**Exercise details**
Recast each line of the records below as a Markdown table with two columns, Row and Line, numbering the rows and skipping any blank lines. Leave the pictures out of your answer.

#### Task material

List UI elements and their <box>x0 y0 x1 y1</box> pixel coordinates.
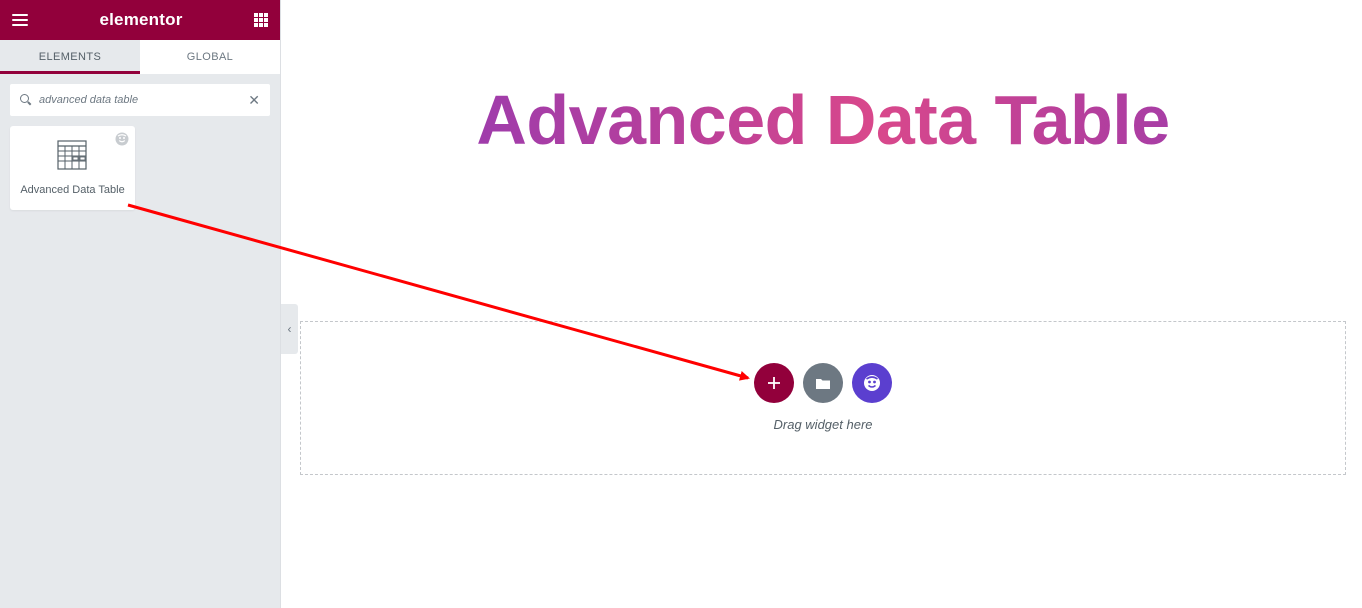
widget-label: Advanced Data Table <box>20 184 125 196</box>
widget-advanced-data-table[interactable]: Advanced Data Table <box>10 126 135 210</box>
library-face-icon <box>864 375 880 391</box>
apps-grid-icon[interactable] <box>254 13 268 27</box>
elementor-logo: elementor <box>99 10 183 29</box>
drop-zone[interactable]: Drag widget here <box>300 321 1346 475</box>
page-heading[interactable]: Advanced Data Table <box>300 78 1346 162</box>
tab-global[interactable]: GLOBAL <box>140 40 280 74</box>
elementor-panel: elementor ELEMENTS GLOBAL ✕ <box>0 0 281 608</box>
add-section-button[interactable] <box>754 363 794 403</box>
panel-tabs: ELEMENTS GLOBAL <box>0 40 280 74</box>
drop-zone-buttons <box>754 363 892 403</box>
panel-header: elementor <box>0 0 280 40</box>
drag-widget-hint: Drag widget here <box>773 417 873 432</box>
tab-elements[interactable]: ELEMENTS <box>0 40 140 74</box>
pro-badge-icon <box>115 132 129 146</box>
folder-icon <box>816 378 830 389</box>
search-icon <box>20 94 32 106</box>
widget-search-input[interactable] <box>39 94 249 106</box>
close-icon[interactable]: ✕ <box>248 93 260 107</box>
data-table-icon <box>57 140 87 170</box>
panel-collapse-handle[interactable]: ‹ <box>281 304 298 354</box>
add-template-button[interactable] <box>803 363 843 403</box>
widget-search-box: ✕ <box>10 84 270 116</box>
chevron-left-icon: ‹ <box>287 322 292 336</box>
hamburger-menu-icon[interactable] <box>12 14 28 26</box>
template-library-button[interactable] <box>852 363 892 403</box>
plus-icon <box>768 377 780 389</box>
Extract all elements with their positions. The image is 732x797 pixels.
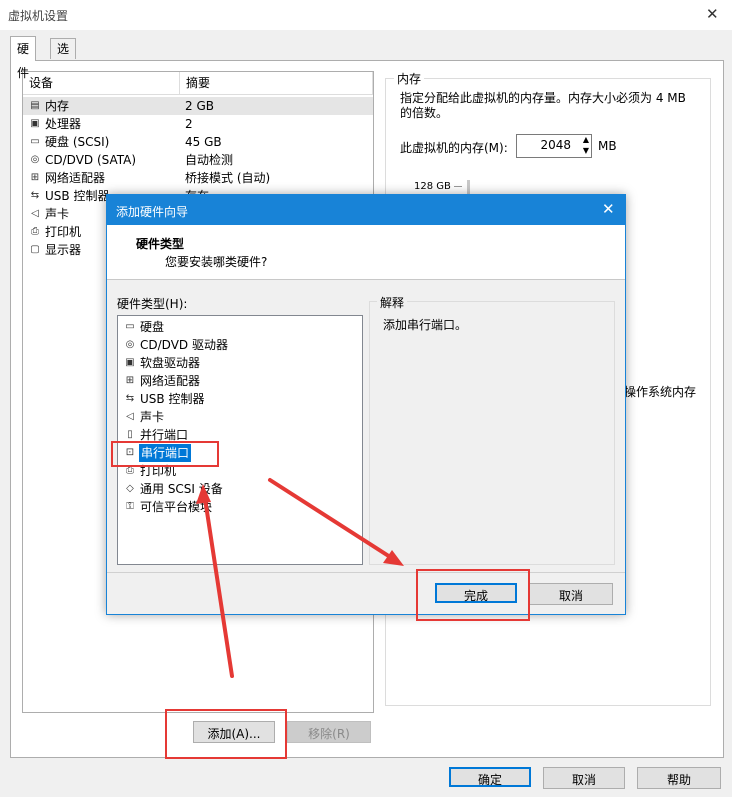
arrow-to-serial-port [202,490,234,678]
tab-hardware[interactable]: 硬件 [10,36,37,80]
annotation-arrows [196,478,404,678]
arrow-to-finish [268,478,400,564]
tab-hardware-label: 硬件 [17,42,30,80]
arrow-head-serial-port [196,484,211,504]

########

**Expected answer**
| Row | Line |
|---|---|
| 1 | List UI elements and their <box>x0 y0 x1 y1</box> pixel coordinates. |
| 2 | widget-label: Advanced Data Table <box>20 184 125 196</box> |
| 3 | widget-advanced-data-table[interactable]: Advanced Data Table <box>10 126 135 210</box> |
| 4 | library-face-icon <box>864 375 880 391</box> |
| 5 | apps-grid-icon[interactable] <box>254 13 268 27</box> |
| 6 | elementor-logo: elementor <box>99 10 183 29</box> |
| 7 | drop-zone[interactable]: Drag widget here <box>300 321 1346 475</box> |
| 8 | page-heading[interactable]: Advanced Data Table <box>300 78 1346 162</box> |
| 9 | tab-global[interactable]: GLOBAL <box>140 40 280 74</box> |
| 10 | elementor-panel: elementor ELEMENTS GLOBAL ✕ <box>0 0 281 608</box> |
| 11 | add-section-button[interactable] <box>754 363 794 403</box> |
| 12 | panel-tabs: ELEMENTS GLOBAL <box>0 40 280 74</box> |
| 13 | drop-zone-buttons <box>754 363 892 403</box> |
| 14 | panel-header: elementor <box>0 0 280 40</box> |
| 15 | drag-widget-hint: Drag widget here <box>773 417 873 432</box> |
| 16 | tab-elements[interactable]: ELEMENTS <box>0 40 140 74</box> |
| 17 | pro-badge-icon <box>115 132 129 146</box> |
| 18 | folder-icon <box>816 378 830 389</box> |
| 19 | search-icon <box>20 94 32 106</box> |
| 20 | widget-search-input[interactable] <box>39 94 249 106</box> |
| 21 | close-icon[interactable]: ✕ <box>248 93 260 107</box> |
| 22 | data-table-icon <box>57 140 87 170</box> |
| 23 | panel-collapse-handle[interactable]: ‹ <box>281 304 298 354</box> |
| 24 | add-template-button[interactable] <box>803 363 843 403</box> |
| 25 | widget-search-box: ✕ <box>10 84 270 116</box> |
| 26 | chevron-left-icon: ‹ <box>287 322 292 336</box> |
| 27 | hamburger-menu-icon[interactable] <box>12 14 28 26</box> |
| 28 | template-library-button[interactable] <box>852 363 892 403</box> |
| 29 | plus-icon <box>768 377 780 389</box> |
| 30 | Extract all elements with their positions. The image is 732x797 pixels. |
| 31 | arrow-to-serial-port [202,490,234,678] |
| 32 | tab-hardware[interactable]: 硬件 [10,36,37,80] |
| 33 | annotation-arrows [196,478,404,678] |
| 34 | arrow-to-finish [268,478,400,564] |
| 35 | tab-hardware-label: 硬件 [17,42,30,80] |
| 36 | arrow-head-serial-port [196,484,211,504] |